## Exercise brief
Tally how many lines hold the string "Przyjaciół". Your reply should be that number alone.

* begin Material shown *

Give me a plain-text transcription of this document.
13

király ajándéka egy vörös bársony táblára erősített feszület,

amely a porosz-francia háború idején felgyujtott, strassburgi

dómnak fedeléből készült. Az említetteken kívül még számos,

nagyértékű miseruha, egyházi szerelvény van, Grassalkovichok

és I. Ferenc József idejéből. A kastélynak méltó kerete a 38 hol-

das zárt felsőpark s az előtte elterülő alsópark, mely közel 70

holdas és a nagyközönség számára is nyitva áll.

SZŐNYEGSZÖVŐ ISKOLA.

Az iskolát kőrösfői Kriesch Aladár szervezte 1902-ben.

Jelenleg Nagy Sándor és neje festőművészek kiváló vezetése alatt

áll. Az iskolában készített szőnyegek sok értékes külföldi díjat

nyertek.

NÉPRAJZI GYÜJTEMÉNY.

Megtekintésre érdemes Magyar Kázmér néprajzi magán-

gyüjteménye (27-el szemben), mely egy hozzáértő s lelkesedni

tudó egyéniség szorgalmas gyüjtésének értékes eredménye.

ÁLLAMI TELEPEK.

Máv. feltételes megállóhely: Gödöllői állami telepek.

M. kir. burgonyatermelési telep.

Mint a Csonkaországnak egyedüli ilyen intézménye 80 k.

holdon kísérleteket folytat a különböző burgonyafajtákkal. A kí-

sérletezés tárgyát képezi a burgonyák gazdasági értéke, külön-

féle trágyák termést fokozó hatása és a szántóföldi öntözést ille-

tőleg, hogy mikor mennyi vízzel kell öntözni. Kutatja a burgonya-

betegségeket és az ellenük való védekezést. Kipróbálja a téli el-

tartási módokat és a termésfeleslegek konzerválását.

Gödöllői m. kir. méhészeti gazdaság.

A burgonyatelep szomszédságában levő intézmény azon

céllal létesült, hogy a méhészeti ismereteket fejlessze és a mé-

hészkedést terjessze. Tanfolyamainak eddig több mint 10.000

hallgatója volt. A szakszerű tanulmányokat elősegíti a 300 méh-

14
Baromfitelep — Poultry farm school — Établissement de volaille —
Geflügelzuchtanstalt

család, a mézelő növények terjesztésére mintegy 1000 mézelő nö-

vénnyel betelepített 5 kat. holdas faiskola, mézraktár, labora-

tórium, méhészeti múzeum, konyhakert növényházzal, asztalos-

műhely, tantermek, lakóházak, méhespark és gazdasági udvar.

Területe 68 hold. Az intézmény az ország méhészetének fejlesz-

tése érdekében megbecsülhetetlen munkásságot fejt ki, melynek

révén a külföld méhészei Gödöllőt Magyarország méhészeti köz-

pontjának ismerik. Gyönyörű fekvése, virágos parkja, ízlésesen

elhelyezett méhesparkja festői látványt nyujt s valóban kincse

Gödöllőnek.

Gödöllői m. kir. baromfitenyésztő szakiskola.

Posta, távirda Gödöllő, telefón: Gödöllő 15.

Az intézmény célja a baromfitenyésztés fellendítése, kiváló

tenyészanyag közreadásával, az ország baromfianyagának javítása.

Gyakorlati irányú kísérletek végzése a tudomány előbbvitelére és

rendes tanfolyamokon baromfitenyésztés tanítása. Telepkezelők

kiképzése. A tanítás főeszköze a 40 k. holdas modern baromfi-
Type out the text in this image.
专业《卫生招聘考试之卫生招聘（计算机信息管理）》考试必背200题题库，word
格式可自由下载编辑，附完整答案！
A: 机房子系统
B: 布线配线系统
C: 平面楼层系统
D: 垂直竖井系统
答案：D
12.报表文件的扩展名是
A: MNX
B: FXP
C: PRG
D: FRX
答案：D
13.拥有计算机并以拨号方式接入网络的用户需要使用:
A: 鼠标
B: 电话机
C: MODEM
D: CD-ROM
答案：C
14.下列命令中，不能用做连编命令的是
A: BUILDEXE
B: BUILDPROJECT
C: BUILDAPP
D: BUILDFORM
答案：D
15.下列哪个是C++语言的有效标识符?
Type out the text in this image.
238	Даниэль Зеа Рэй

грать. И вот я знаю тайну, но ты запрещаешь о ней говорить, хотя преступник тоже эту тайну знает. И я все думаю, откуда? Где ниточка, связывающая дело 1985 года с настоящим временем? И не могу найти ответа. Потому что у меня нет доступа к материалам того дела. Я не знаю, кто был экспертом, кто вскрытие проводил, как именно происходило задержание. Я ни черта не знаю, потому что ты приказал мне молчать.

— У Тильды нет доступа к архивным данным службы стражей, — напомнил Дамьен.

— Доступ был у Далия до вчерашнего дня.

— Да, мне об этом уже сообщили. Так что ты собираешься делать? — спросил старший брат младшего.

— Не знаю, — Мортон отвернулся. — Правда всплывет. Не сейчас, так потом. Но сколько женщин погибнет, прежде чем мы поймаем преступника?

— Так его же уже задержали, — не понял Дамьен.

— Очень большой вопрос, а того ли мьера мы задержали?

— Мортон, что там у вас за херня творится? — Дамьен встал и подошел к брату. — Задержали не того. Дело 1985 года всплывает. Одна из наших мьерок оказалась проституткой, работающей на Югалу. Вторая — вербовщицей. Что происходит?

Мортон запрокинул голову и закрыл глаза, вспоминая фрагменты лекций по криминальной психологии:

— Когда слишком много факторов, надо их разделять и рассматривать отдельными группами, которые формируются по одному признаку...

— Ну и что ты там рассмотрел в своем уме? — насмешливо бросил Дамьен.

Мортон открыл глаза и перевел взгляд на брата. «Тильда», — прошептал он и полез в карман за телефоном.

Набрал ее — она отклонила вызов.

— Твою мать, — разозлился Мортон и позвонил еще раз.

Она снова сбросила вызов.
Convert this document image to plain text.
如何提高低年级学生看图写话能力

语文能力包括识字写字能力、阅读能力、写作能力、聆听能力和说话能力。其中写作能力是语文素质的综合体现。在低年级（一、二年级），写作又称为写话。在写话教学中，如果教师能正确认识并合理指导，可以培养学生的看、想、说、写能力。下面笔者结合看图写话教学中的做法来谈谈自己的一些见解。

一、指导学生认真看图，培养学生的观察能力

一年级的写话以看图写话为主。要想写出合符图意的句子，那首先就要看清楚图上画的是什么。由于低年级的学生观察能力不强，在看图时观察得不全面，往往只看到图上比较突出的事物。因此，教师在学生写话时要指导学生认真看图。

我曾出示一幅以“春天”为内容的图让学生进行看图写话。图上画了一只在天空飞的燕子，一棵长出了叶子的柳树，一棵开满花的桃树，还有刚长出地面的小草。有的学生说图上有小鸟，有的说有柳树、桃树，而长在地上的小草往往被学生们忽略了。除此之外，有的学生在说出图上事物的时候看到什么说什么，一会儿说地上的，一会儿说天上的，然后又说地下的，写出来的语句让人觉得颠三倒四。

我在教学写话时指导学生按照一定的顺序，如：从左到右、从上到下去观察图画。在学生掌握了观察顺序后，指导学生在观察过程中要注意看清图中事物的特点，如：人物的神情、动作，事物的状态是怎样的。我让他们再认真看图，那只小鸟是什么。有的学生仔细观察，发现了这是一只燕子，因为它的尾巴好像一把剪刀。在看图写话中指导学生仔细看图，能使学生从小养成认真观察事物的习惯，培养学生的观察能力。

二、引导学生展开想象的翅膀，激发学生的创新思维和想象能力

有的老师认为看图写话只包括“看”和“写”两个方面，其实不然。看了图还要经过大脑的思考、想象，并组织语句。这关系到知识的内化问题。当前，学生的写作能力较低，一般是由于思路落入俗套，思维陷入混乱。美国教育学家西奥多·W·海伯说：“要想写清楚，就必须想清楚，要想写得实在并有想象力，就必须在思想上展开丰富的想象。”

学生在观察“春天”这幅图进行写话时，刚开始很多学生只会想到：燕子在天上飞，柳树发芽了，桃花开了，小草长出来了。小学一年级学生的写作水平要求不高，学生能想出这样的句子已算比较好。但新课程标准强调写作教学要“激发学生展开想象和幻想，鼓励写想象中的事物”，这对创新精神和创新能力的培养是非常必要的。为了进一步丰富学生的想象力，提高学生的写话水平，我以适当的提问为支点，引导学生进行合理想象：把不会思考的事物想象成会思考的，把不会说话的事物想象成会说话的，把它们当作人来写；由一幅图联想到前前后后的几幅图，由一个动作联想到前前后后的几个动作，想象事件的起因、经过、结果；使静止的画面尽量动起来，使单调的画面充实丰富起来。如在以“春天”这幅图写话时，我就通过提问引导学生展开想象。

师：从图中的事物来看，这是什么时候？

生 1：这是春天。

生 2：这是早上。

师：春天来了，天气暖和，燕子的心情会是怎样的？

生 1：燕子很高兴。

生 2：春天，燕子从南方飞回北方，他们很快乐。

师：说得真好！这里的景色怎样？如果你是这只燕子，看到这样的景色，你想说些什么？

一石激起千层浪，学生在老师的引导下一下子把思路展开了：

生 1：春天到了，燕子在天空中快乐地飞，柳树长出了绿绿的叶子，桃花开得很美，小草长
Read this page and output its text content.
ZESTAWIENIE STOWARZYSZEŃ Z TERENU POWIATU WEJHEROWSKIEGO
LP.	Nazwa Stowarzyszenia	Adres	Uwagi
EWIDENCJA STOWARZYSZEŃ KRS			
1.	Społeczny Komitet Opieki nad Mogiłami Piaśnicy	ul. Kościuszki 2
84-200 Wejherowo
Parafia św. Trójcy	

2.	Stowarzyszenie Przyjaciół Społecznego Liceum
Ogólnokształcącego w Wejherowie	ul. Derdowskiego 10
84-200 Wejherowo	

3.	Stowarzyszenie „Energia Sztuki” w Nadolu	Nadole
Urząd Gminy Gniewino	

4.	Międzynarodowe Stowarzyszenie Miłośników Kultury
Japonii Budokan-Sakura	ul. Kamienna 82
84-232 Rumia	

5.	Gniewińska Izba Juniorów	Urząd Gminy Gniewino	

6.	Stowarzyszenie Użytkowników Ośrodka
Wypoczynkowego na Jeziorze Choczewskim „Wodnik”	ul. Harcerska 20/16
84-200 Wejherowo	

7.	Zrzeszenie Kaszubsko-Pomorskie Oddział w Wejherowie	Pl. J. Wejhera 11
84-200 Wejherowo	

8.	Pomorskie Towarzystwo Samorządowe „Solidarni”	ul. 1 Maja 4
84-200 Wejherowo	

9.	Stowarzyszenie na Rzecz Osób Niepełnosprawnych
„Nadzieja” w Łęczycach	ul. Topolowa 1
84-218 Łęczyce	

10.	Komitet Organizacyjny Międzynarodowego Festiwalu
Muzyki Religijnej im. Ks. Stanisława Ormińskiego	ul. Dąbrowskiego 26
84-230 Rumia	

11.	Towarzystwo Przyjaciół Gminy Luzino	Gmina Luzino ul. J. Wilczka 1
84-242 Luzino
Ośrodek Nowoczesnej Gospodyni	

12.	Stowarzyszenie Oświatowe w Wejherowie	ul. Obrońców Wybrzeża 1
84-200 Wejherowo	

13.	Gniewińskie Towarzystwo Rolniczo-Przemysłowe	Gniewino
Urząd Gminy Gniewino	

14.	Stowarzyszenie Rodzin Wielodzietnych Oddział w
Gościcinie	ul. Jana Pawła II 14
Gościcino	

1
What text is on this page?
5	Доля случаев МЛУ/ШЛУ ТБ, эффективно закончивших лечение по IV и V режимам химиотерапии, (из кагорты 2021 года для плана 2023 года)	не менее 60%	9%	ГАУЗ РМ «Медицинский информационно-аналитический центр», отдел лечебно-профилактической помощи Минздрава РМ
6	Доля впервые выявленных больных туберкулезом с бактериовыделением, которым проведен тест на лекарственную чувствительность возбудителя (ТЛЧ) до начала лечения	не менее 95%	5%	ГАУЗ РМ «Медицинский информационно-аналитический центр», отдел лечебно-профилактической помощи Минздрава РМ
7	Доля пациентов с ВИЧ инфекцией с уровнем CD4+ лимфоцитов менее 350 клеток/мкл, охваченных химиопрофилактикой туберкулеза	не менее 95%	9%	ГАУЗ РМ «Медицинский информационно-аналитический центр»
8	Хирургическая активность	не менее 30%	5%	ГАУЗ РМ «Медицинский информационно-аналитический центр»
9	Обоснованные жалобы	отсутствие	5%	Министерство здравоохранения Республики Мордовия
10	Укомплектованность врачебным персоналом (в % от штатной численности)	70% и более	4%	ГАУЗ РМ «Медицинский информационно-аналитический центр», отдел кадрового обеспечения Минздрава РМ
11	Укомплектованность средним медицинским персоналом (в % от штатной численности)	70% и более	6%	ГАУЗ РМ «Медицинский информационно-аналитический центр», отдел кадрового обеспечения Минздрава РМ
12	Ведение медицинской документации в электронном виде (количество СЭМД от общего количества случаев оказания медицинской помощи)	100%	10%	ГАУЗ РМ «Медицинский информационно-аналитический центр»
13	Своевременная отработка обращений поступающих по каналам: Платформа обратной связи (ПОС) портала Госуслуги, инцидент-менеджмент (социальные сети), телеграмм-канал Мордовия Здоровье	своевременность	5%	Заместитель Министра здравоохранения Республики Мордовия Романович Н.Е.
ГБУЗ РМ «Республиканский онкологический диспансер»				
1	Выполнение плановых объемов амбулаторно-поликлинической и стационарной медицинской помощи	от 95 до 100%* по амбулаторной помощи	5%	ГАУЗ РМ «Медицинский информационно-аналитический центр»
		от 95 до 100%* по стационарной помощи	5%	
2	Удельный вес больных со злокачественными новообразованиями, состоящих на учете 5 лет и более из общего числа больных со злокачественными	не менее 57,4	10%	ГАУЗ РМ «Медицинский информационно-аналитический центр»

* end Material shown *

## Completed exercise
2